WORK REQUEST
Word for word, transcribe all of the records.

SUPPLIED MATERIAL below:

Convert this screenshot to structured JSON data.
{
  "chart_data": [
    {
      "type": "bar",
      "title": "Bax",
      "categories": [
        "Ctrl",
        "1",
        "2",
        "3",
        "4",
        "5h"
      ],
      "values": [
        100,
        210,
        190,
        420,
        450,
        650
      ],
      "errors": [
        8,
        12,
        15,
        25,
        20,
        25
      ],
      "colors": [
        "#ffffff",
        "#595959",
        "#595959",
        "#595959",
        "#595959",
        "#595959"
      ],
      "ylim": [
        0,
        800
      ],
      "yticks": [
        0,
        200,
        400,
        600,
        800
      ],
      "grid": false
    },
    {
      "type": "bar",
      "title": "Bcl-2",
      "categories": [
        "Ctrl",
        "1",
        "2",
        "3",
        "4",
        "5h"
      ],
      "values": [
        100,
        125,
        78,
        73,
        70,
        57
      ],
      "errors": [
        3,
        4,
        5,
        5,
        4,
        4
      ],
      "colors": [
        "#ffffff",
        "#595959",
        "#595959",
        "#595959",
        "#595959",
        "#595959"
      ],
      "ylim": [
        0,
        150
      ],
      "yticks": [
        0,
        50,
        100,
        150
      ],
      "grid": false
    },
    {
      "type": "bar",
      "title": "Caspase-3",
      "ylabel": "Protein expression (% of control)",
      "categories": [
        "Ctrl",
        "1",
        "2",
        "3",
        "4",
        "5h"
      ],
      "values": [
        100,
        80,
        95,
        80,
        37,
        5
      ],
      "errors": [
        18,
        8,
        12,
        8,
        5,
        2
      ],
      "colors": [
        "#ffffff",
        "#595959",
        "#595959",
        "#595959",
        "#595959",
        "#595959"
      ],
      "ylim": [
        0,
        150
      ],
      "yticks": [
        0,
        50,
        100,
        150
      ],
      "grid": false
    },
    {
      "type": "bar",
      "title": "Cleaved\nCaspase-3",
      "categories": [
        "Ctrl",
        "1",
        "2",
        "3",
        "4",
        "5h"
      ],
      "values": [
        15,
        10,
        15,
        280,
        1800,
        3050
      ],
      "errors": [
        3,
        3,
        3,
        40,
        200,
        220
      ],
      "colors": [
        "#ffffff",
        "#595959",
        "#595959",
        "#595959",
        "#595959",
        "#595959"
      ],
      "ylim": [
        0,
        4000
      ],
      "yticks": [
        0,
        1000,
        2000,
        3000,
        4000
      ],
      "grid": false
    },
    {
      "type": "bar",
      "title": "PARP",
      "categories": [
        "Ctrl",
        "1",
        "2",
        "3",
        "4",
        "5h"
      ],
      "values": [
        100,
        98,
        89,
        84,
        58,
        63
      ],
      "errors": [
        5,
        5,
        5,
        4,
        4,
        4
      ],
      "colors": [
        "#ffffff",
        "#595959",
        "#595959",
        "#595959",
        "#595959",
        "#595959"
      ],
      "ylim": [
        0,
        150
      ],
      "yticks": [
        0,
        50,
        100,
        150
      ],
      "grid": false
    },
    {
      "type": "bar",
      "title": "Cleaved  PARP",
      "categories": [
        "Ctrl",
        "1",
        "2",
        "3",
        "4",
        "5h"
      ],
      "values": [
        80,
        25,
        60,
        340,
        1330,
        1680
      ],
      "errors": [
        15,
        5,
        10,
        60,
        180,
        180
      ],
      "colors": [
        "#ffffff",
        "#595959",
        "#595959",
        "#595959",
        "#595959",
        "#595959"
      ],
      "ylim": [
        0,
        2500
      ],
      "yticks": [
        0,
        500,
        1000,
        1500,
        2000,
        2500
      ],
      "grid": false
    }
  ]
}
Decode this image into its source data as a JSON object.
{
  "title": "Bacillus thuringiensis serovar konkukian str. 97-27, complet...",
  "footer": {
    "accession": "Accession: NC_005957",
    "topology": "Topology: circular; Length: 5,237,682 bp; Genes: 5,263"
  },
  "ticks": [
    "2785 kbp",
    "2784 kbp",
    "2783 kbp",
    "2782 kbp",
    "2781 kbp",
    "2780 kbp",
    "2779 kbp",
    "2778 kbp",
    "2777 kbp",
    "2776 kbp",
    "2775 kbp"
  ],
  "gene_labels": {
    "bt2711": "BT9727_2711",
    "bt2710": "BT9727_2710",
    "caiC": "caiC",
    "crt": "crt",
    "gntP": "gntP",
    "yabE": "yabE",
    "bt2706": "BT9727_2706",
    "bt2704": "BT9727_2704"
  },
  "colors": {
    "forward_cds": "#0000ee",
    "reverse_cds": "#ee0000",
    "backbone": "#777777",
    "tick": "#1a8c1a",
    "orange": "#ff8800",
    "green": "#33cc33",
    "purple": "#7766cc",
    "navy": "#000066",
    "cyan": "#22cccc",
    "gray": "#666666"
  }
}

End of SUPPLIED MATERIAL.

RESULT OF THE EXERCISE
Convert this screenshot to structured JSON data.
{
  "chart_data": [
    {
      "type": "bar",
      "title": "Bax",
      "categories": [
        "Ctrl",
        "1",
        "2",
        "3",
        "4",
        "5h"
      ],
      "values": [
        100,
        210,
        190,
        420,
        450,
        650
      ],
      "errors": [
        8,
        12,
        15,
        25,
        20,
        25
      ],
      "colors": [
        "#ffffff",
        "#595959",
        "#595959",
        "#595959",
        "#595959",
        "#595959"
      ],
      "ylim": [
        0,
        800
      ],
      "yticks": [
        0,
        200,
        400,
        600,
        800
      ],
      "grid": false
    },
    {
      "type": "bar",
      "title": "Bcl-2",
      "categories": [
        "Ctrl",
        "1",
        "2",
        "3",
        "4",
        "5h"
      ],
      "values": [
        100,
        125,
        78,
        73,
        70,
        57
      ],
      "errors": [
        3,
        4,
        5,
        5,
        4,
        4
      ],
      "colors": [
        "#ffffff",
        "#595959",
        "#595959",
        "#595959",
        "#595959",
        "#595959"
      ],
      "ylim": [
        0,
        150
      ],
      "yticks": [
        0,
        50,
        100,
        150
      ],
      "grid": false
    },
    {
      "type": "bar",
      "title": "Caspase-3",
      "ylabel": "Protein expression (% of control)",
      "categories": [
        "Ctrl",
        "1",
        "2",
        "3",
        "4",
        "5h"
      ],
      "values": [
        100,
        80,
        95,
        80,
        37,
        5
      ],
      "errors": [
        18,
        8,
        12,
        8,
        5,
        2
      ],
      "colors": [
        "#ffffff",
        "#595959",
        "#595959",
        "#595959",
        "#595959",
        "#595959"
      ],
      "ylim": [
        0,
        150
      ],
      "yticks": [
        0,
        50,
        100,
        150
      ],
      "grid": false
    },
    {
      "type": "bar",
      "title": "Cleaved\nCaspase-3",
      "categories": [
        "Ctrl",
        "1",
        "2",
        "3",
        "4",
        "5h"
      ],
      "values": [
        15,
        10,
        15,
        280,
        1800,
        3050
      ],
      "errors": [
        3,
        3,
        3,
        40,
        200,
        220
      ],
      "colors": [
        "#ffffff",
        "#595959",
        "#595959",
        "#595959",
        "#595959",
        "#595959"
      ],
      "ylim": [
        0,
        4000
      ],
      "yticks": [
        0,
        1000,
        2000,
        3000,
        4000
      ],
      "grid": false
    },
    {
      "type": "bar",
      "title": "PARP",
      "categories": [
        "Ctrl",
        "1",
        "2",
        "3",
        "4",
        "5h"
      ],
      "values": [
        100,
        98,
        89,
        84,
        58,
        63
      ],
      "errors": [
        5,
        5,
        5,
        4,
        4,
        4
      ],
      "colors": [
        "#ffffff",
        "#595959",
        "#595959",
        "#595959",
        "#595959",
        "#595959"
      ],
      "ylim": [
        0,
        150
      ],
      "yticks": [
        0,
        50,
        100,
        150
      ],
      "grid": false
    },
    {
      "type": "bar",
      "title": "Cleaved  PARP",
      "categories": [
        "Ctrl",
        "1",
        "2",
        "3",
        "4",
        "5h"
      ],
      "values": [
        80,
        25,
        60,
        340,
        1330,
        1680
      ],
      "errors": [
        15,
        5,
        10,
        60,
        180,
        180
      ],
      "colors": [
        "#ffffff",
        "#595959",
        "#595959",
        "#595959",
        "#595959",
        "#595959"
      ],
      "ylim": [
        0,
        2500
      ],
      "yticks": [
        0,
        500,
        1000,
        1500,
        2000,
        2500
      ],
      "grid": false
    }
  ]
}
Decode this image into its source data as a JSON object.
{
  "title": "Bacillus thuringiensis serovar konkukian str. 97-27, complet...",
  "footer": {
    "accession": "Accession: NC_005957",
    "topology": "Topology: circular; Length: 5,237,682 bp; Genes: 5,263"
  },
  "ticks": [
    "2785 kbp",
    "2784 kbp",
    "2783 kbp",
    "2782 kbp",
    "2781 kbp",
    "2780 kbp",
    "2779 kbp",
    "2778 kbp",
    "2777 kbp",
    "2776 kbp",
    "2775 kbp"
  ],
  "gene_labels": {
    "bt2711": "BT9727_2711",
    "bt2710": "BT9727_2710",
    "caiC": "caiC",
    "crt": "crt",
    "gntP": "gntP",
    "yabE": "yabE",
    "bt2706": "BT9727_2706",
    "bt2704": "BT9727_2704"
  },
  "colors": {
    "forward_cds": "#0000ee",
    "reverse_cds": "#ee0000",
    "backbone": "#777777",
    "tick": "#1a8c1a",
    "orange": "#ff8800",
    "green": "#33cc33",
    "purple": "#7766cc",
    "navy": "#000066",
    "cyan": "#22cccc",
    "gray": "#666666"
  }
}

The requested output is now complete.